━━━ EXTRACTED INFORMATION ━━━

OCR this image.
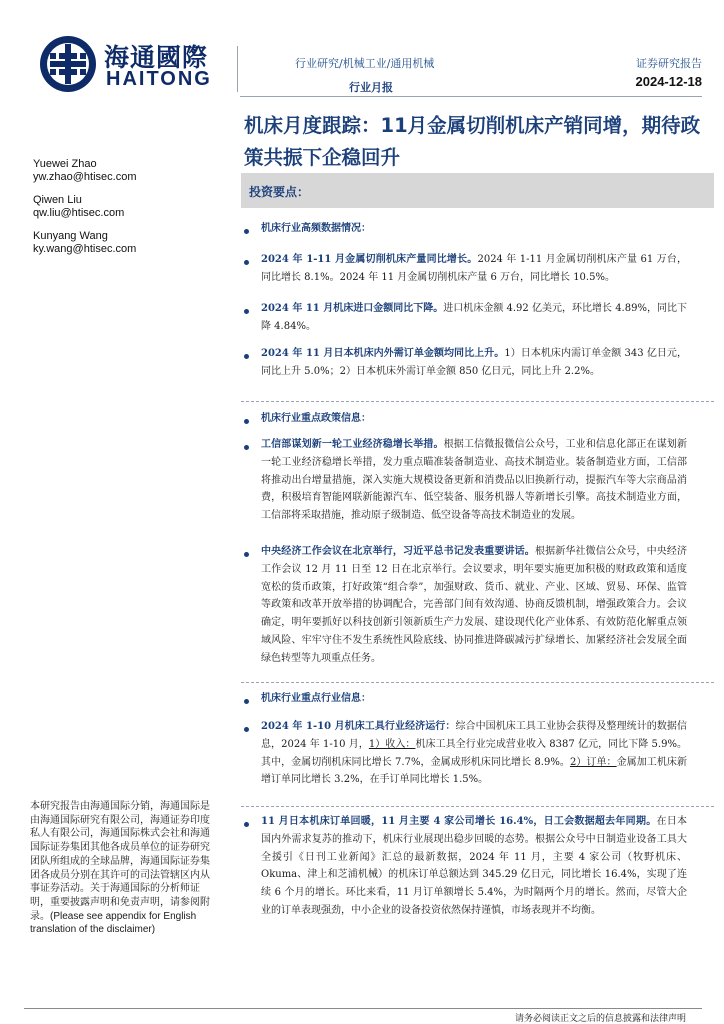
海通國際
HAITONG
行业研究/机械工业/通用机械
行业月报
证券研究报告
2024-12-18
机床月度跟踪：11月金属切削机床产销同增，期待政策共振下企稳回升
Yuewei Zhao
yw.zhao@htisec.com
Qiwen Liu
qw.liu@htisec.com
Kunyang Wang
ky.wang@htisec.com
投资要点：
机床行业高频数据情况：
2024 年 1-11 月金属切削机床产量同比增长。2024 年 1-11 月金属切削机床产量 61 万台，同比增长 8.1%。2024 年 11 月金属切削机床产量 6 万台，同比增长 10.5%。
2024 年 11 月机床进口金额同比下降。进口机床金额 4.92 亿美元，环比增长 4.89%，同比下降 4.84%。
2024 年 11 月日本机床内外需订单金额均同比上升。1）日本机床内需订单金额 343 亿日元，同比上升 5.0%；2）日本机床外需订单金额 850 亿日元，同比上升 2.2%。
机床行业重点政策信息：
工信部谋划新一轮工业经济稳增长举措。根据工信微报微信公众号，工业和信息化部正在谋划新一轮工业经济稳增长举措，发力重点瞄准装备制造业、高技术制造业。装备制造业方面，工信部将推动出台增量措施，深入实施大规模设备更新和消费品以旧换新行动，提振汽车等大宗商品消费，积极培育智能网联新能源汽车、低空装备、服务机器人等新增长引擎。高技术制造业方面，工信部将采取措施，推动原子级制造、低空设备等高技术制造业的发展。
中央经济工作会议在北京举行，习近平总书记发表重要讲话。根据新华社微信公众号，中央经济工作会议 12 月 11 日至 12 日在北京举行。会议要求，明年要实施更加积极的财政政策和适度宽松的货币政策，打好政策“组合拳”，加强财政、货币、就业、产业、区域、贸易、环保、监管等政策和改革开放举措的协调配合，完善部门间有效沟通、协商反馈机制，增强政策合力。会议确定，明年要抓好以科技创新引领新质生产力发展、建设现代化产业体系、有效防范化解重点领域风险、牢牢守住不发生系统性风险底线、协同推进降碳减污扩绿增长、加紧经济社会发展全面绿色转型等九项重点任务。
机床行业重点行业信息：
2024 年 1-10 月机床工具行业经济运行：综合中国机床工具工业协会获得及整理统计的数据信息，2024 年 1-10 月，1）收入：机床工具全行业完成营业收入 8387 亿元，同比下降 5.9%。其中，金属切削机床同比增长 7.7%，金属成形机床同比增长 8.9%。2）订单：金属加工机床新增订单同比增长 3.2%，在手订单同比增长 1.5%。
11 月日本机床订单回暖，11 月主要 4 家公司增长 16.4%，日工会数据超去年同期。在日本国内外需求复苏的推动下，机床行业展现出稳步回暖的态势。根据公众号中日制造业设备工具大全援引《日刊工业新闻》汇总的最新数据，2024 年 11 月，主要 4 家公司（牧野机床、Okuma、津上和芝浦机械）的机床订单总额达到 345.29 亿日元，同比增长 16.4%，实现了连续 6 个月的增长。环比来看，11 月订单额增长 5.4%，为时隔两个月的增长。然而，尽管大企业的订单表现强劲，中小企业的设备投资依然保持谨慎，市场表现并不均衡。
本研究报告由海通国际分销，海通国际是由海通国际研究有限公司，海通证券印度私人有限公司，海通国际株式会社和海通国际证券集团其他各成员单位的证券研究团队所组成的全球品牌，海通国际证券集团各成员分别在其许可的司法管辖区内从事证券活动。关于海通国际的分析师证明，重要披露声明和免责声明，请参阅附录。(Please see appendix for English translation of the disclaimer)
请务必阅读正文之后的信息披露和法律声明
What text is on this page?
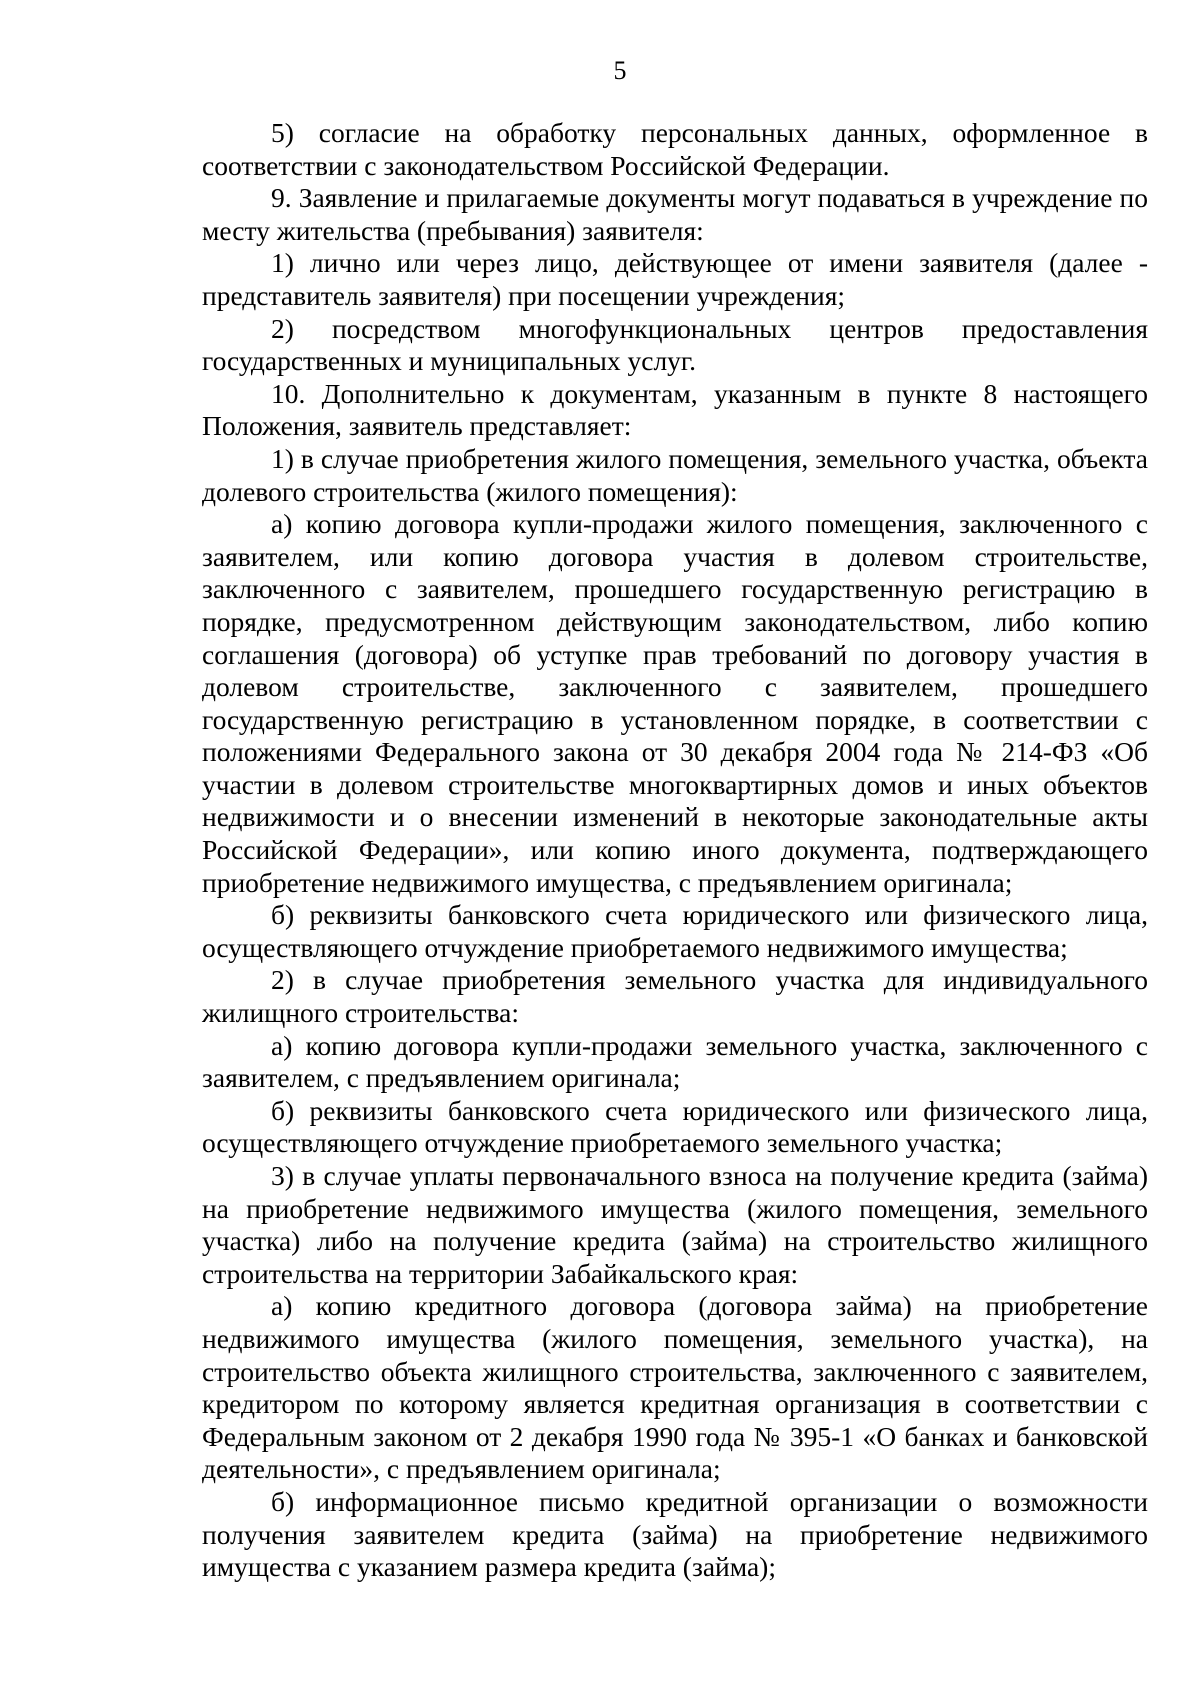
5

5) согласие на обработку персональных данных, оформленное в соответствии с законодательством Российской Федерации.

9. Заявление и прилагаемые документы могут подаваться в учреждение по месту жительства (пребывания) заявителя:

1) лично или через лицо, действующее от имени заявителя (далее - представитель заявителя) при посещении учреждения;

2) посредством многофункциональных центров предоставления государственных и муниципальных услуг.

10. Дополнительно к документам, указанным в пункте 8 настоящего Положения, заявитель представляет:

1) в случае приобретения жилого помещения, земельного участка, объекта долевого строительства (жилого помещения):

а) копию договора купли-продажи жилого помещения, заключенного с заявителем, или копию договора участия в долевом строительстве, заключенного с заявителем, прошедшего государственную регистрацию в порядке, предусмотренном действующим законодательством, либо копию соглашения (договора) об уступке прав требований по договору участия в долевом строительстве, заключенного с заявителем, прошедшего государственную регистрацию в установленном порядке, в соответствии с положениями Федерального закона от 30 декабря 2004 года № 214-ФЗ «Об участии в долевом строительстве многоквартирных домов и иных объектов недвижимости и о внесении изменений в некоторые законодательные акты Российской Федерации», или копию иного документа, подтверждающего приобретение недвижимого имущества, с предъявлением оригинала;

б) реквизиты банковского счета юридического или физического лица, осуществляющего отчуждение приобретаемого недвижимого имущества;

2) в случае приобретения земельного участка для индивидуального жилищного строительства:

а) копию договора купли-продажи земельного участка, заключенного с заявителем, с предъявлением оригинала;

б) реквизиты банковского счета юридического или физического лица, осуществляющего отчуждение приобретаемого земельного участка;

3) в случае уплаты первоначального взноса на получение кредита (займа) на приобретение недвижимого имущества (жилого помещения, земельного участка) либо на получение кредита (займа) на строительство жилищного строительства на территории Забайкальского края:

а) копию кредитного договора (договора займа) на приобретение недвижимого имущества (жилого помещения, земельного участка), на строительство объекта жилищного строительства, заключенного с заявителем, кредитором по которому является кредитная организация в соответствии с Федеральным законом от 2 декабря 1990 года № 395-1 «О банках и банковской деятельности», с предъявлением оригинала;

б) информационное письмо кредитной организации о возможности получения заявителем кредита (займа) на приобретение недвижимого имущества с указанием размера кредита (займа);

━━━

GIVEN PROBLEM: Retype the records exactly. Any image in them should not appear in what you write.

FULL ANSWER:
OCR this image.
海通國際
HAITONG
行业研究/机械工业/通用机械
行业月报
证券研究报告
2024-12-18
机床月度跟踪：11月金属切削机床产销同增，期待政策共振下企稳回升
Yuewei Zhao
yw.zhao@htisec.com
Qiwen Liu
qw.liu@htisec.com
Kunyang Wang
ky.wang@htisec.com
投资要点：
机床行业高频数据情况：
2024 年 1-11 月金属切削机床产量同比增长。2024 年 1-11 月金属切削机床产量 61 万台，同比增长 8.1%。2024 年 11 月金属切削机床产量 6 万台，同比增长 10.5%。
2024 年 11 月机床进口金额同比下降。进口机床金额 4.92 亿美元，环比增长 4.89%，同比下降 4.84%。
2024 年 11 月日本机床内外需订单金额均同比上升。1）日本机床内需订单金额 343 亿日元，同比上升 5.0%；2）日本机床外需订单金额 850 亿日元，同比上升 2.2%。
机床行业重点政策信息：
工信部谋划新一轮工业经济稳增长举措。根据工信微报微信公众号，工业和信息化部正在谋划新一轮工业经济稳增长举措，发力重点瞄准装备制造业、高技术制造业。装备制造业方面，工信部将推动出台增量措施，深入实施大规模设备更新和消费品以旧换新行动，提振汽车等大宗商品消费，积极培育智能网联新能源汽车、低空装备、服务机器人等新增长引擎。高技术制造业方面，工信部将采取措施，推动原子级制造、低空设备等高技术制造业的发展。
中央经济工作会议在北京举行，习近平总书记发表重要讲话。根据新华社微信公众号，中央经济工作会议 12 月 11 日至 12 日在北京举行。会议要求，明年要实施更加积极的财政政策和适度宽松的货币政策，打好政策“组合拳”，加强财政、货币、就业、产业、区域、贸易、环保、监管等政策和改革开放举措的协调配合，完善部门间有效沟通、协商反馈机制，增强政策合力。会议确定，明年要抓好以科技创新引领新质生产力发展、建设现代化产业体系、有效防范化解重点领域风险、牢牢守住不发生系统性风险底线、协同推进降碳减污扩绿增长、加紧经济社会发展全面绿色转型等九项重点任务。
机床行业重点行业信息：
2024 年 1-10 月机床工具行业经济运行：综合中国机床工具工业协会获得及整理统计的数据信息，2024 年 1-10 月，1）收入：机床工具全行业完成营业收入 8387 亿元，同比下降 5.9%。其中，金属切削机床同比增长 7.7%，金属成形机床同比增长 8.9%。2）订单：金属加工机床新增订单同比增长 3.2%，在手订单同比增长 1.5%。
11 月日本机床订单回暖，11 月主要 4 家公司增长 16.4%，日工会数据超去年同期。在日本国内外需求复苏的推动下，机床行业展现出稳步回暖的态势。根据公众号中日制造业设备工具大全援引《日刊工业新闻》汇总的最新数据，2024 年 11 月，主要 4 家公司（牧野机床、Okuma、津上和芝浦机械）的机床订单总额达到 345.29 亿日元，同比增长 16.4%，实现了连续 6 个月的增长。环比来看，11 月订单额增长 5.4%，为时隔两个月的增长。然而，尽管大企业的订单表现强劲，中小企业的设备投资依然保持谨慎，市场表现并不均衡。
本研究报告由海通国际分销，海通国际是由海通国际研究有限公司，海通证券印度私人有限公司，海通国际株式会社和海通国际证券集团其他各成员单位的证券研究团队所组成的全球品牌，海通国际证券集团各成员分别在其许可的司法管辖区内从事证券活动。关于海通国际的分析师证明，重要披露声明和免责声明，请参阅附录。(Please see appendix for English translation of the disclaimer)
请务必阅读正文之后的信息披露和法律声明
What text is on this page?
5

5) согласие на обработку персональных данных, оформленное в соответствии с законодательством Российской Федерации.

9. Заявление и прилагаемые документы могут подаваться в учреждение по месту жительства (пребывания) заявителя:

1) лично или через лицо, действующее от имени заявителя (далее - представитель заявителя) при посещении учреждения;

2) посредством многофункциональных центров предоставления государственных и муниципальных услуг.

10. Дополнительно к документам, указанным в пункте 8 настоящего Положения, заявитель представляет:

1) в случае приобретения жилого помещения, земельного участка, объекта долевого строительства (жилого помещения):

а) копию договора купли-продажи жилого помещения, заключенного с заявителем, или копию договора участия в долевом строительстве, заключенного с заявителем, прошедшего государственную регистрацию в порядке, предусмотренном действующим законодательством, либо копию соглашения (договора) об уступке прав требований по договору участия в долевом строительстве, заключенного с заявителем, прошедшего государственную регистрацию в установленном порядке, в соответствии с положениями Федерального закона от 30 декабря 2004 года № 214-ФЗ «Об участии в долевом строительстве многоквартирных домов и иных объектов недвижимости и о внесении изменений в некоторые законодательные акты Российской Федерации», или копию иного документа, подтверждающего приобретение недвижимого имущества, с предъявлением оригинала;

б) реквизиты банковского счета юридического или физического лица, осуществляющего отчуждение приобретаемого недвижимого имущества;

2) в случае приобретения земельного участка для индивидуального жилищного строительства:

а) копию договора купли-продажи земельного участка, заключенного с заявителем, с предъявлением оригинала;

б) реквизиты банковского счета юридического или физического лица, осуществляющего отчуждение приобретаемого земельного участка;

3) в случае уплаты первоначального взноса на получение кредита (займа) на приобретение недвижимого имущества (жилого помещения, земельного участка) либо на получение кредита (займа) на строительство жилищного строительства на территории Забайкальского края:

а) копию кредитного договора (договора займа) на приобретение недвижимого имущества (жилого помещения, земельного участка), на строительство объекта жилищного строительства, заключенного с заявителем, кредитором по которому является кредитная организация в соответствии с Федеральным законом от 2 декабря 1990 года № 395-1 «О банках и банковской деятельности», с предъявлением оригинала;

б) информационное письмо кредитной организации о возможности получения заявителем кредита (займа) на приобретение недвижимого имущества с указанием размера кредита (займа);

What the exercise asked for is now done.